**READING PASSAGE:**

──────────

Amla Pickle - Spicy
A tangy, spicy condiment that keeps for weeks and adds a sharp kick to any Kerala meal. Made with care and stored in a clean jar, this pickle gets better as the days pass and the flavours meld together.
Ingredientsfor 10 servings
- 1 kg Gooseberry de-seeded and sliced, Nellikka/Amla
- 250 g Green chillies — slit
- 250 g Oil
- 100 g Salt
- 1 tsp Cumin seeds (Jeerakam)
- 1 tsp Mustard seeds
- 4 tbsp Sesame seeds (roasted & powdered) Ellu
- 2 nos Lemon small
Preparation
Step 1
Wash amla and let it dry on a paper towel. Slice into small pieces.
Step 2
Warm the oil in a pan or a kadai.
Step 3
Cook the chillies for about 2 minutes.
Step 4
Get out the chillies and keep them aside.
Step 5
Allow to crackle cumin seeds and mustard seeds.

──────────

**DATA SHOWN:**
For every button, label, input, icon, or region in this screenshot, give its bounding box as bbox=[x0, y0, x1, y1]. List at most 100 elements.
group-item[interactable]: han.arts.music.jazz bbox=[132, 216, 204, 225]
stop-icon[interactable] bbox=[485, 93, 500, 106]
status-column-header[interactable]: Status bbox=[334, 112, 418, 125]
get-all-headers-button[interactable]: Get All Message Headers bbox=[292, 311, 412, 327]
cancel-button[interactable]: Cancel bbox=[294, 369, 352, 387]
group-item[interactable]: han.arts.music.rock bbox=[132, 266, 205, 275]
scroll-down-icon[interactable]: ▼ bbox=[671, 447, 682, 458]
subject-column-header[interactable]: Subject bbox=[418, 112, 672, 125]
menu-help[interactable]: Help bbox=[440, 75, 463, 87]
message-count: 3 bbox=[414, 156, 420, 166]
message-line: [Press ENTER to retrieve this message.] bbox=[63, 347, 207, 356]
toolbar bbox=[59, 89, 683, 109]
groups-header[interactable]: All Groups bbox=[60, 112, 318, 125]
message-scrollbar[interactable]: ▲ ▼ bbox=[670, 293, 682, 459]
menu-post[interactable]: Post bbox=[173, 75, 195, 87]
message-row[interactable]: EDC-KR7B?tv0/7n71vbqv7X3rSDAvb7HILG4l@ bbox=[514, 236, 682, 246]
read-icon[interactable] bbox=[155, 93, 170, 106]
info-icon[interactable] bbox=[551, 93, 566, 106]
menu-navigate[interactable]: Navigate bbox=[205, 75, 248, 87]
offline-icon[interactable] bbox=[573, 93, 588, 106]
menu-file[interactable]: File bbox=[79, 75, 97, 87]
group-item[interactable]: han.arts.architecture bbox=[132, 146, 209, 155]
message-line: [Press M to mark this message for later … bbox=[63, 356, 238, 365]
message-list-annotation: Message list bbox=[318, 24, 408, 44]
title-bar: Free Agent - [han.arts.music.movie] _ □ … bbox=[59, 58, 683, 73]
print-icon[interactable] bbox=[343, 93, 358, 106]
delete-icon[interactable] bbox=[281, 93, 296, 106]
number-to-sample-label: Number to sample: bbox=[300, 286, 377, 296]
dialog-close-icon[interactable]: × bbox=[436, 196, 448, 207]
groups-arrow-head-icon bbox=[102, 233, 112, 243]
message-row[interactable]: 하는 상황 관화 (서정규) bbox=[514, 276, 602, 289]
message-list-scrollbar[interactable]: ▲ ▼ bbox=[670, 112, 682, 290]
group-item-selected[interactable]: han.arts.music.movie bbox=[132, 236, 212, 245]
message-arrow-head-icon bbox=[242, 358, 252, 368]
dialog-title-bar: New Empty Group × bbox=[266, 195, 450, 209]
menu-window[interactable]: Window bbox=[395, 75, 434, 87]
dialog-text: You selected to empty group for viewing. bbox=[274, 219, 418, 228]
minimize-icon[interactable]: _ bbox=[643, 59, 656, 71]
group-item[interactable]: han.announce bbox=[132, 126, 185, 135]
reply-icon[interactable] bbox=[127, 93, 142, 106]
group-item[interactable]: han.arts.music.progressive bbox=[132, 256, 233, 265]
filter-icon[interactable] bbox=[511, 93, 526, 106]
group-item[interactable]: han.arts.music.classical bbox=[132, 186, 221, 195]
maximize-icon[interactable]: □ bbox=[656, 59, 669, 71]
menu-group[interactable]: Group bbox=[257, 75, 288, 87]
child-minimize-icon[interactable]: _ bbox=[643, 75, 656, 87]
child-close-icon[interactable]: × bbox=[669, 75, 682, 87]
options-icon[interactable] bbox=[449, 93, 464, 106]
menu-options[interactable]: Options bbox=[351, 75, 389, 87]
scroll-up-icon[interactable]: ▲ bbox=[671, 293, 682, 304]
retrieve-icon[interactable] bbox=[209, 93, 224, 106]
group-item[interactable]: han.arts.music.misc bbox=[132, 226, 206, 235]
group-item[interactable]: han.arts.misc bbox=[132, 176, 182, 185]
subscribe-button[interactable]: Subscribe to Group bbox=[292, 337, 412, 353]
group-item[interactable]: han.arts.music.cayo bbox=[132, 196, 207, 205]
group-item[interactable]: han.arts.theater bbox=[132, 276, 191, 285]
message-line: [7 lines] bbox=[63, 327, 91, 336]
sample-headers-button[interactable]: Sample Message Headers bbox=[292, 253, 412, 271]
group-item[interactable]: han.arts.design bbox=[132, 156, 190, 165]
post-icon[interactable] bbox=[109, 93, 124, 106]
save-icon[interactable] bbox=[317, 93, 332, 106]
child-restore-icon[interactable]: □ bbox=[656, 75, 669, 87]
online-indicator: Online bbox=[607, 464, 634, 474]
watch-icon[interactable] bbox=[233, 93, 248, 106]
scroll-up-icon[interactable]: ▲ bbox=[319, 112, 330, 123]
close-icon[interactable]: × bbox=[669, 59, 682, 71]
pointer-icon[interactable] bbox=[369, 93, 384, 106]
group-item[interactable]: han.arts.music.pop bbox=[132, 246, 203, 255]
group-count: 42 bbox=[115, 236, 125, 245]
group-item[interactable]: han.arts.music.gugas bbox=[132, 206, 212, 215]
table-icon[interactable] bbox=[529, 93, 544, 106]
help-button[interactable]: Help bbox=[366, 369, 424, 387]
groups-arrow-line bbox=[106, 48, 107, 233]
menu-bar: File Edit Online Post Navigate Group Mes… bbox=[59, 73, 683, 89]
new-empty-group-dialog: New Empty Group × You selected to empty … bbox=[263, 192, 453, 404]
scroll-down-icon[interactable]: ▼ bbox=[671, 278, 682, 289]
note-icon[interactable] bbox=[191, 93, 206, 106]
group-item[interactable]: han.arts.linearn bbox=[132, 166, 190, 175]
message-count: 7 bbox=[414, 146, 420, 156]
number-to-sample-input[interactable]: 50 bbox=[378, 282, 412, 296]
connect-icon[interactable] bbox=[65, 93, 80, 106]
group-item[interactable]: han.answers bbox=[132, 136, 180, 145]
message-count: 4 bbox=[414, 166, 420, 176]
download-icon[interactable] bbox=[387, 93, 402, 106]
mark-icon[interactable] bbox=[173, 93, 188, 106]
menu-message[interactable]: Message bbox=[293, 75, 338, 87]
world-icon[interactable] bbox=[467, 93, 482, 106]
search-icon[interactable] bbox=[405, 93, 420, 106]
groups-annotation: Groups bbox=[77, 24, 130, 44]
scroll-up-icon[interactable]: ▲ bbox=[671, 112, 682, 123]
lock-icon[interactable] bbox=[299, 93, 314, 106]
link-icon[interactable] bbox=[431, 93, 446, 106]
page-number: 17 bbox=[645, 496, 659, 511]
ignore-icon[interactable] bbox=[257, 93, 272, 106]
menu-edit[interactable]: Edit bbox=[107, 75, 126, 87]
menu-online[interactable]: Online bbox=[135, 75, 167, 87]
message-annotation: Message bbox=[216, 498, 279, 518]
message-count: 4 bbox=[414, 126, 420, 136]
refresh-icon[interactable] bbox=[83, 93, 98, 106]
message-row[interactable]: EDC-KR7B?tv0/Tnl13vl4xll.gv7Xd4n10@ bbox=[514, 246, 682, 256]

──────────

**PARTS OF THE EXERCISE:**
(a) Explain why the amla pickle recipe says the pickle gets better as the days pass. Use one to three sentences.
(b) In the amla pickle recipe, how much salt is listed among the ingredients?
(c) Carry on the amla pickle recipe from its last step.
The lines have no connection to the amla pickle recipe.

**THE RESULTS:**
(a) The pickle improves with time because its flavors meld together as the days pass. The recipe notes that this happens when the pickle is made with care and stored in a clean jar.

(b) 100 g of salt.

(c)
Step 6
Add amla and cook for about 2 minutes.
Step 7
Add little water and Stir everything together thoroughly.
Step 8
Put the lid on and cook on a medium-low flame, for about 5 minutes, stirring occasiionally.
Step 9
When the amla starts to become tender, add the green chillies and sprinkle salt all over it.
Step 10
Do not mix or stir.
Step 11
Cover it with lid with some water.
Step 12
Reduce the flame to sim and cook for about 10 minutes.
Step 13
When the amla becomes tender and soft, turn off the heat and add the lemon juice, powdered sesame seeds and stir.
Step 14
Goes well with hot rice and ghee.
Step 15
Check the consistency and if needed, add more sesame powder. :- If the ingredients are added correctly, it will last for a week. :- For more spiciness, add more chillies.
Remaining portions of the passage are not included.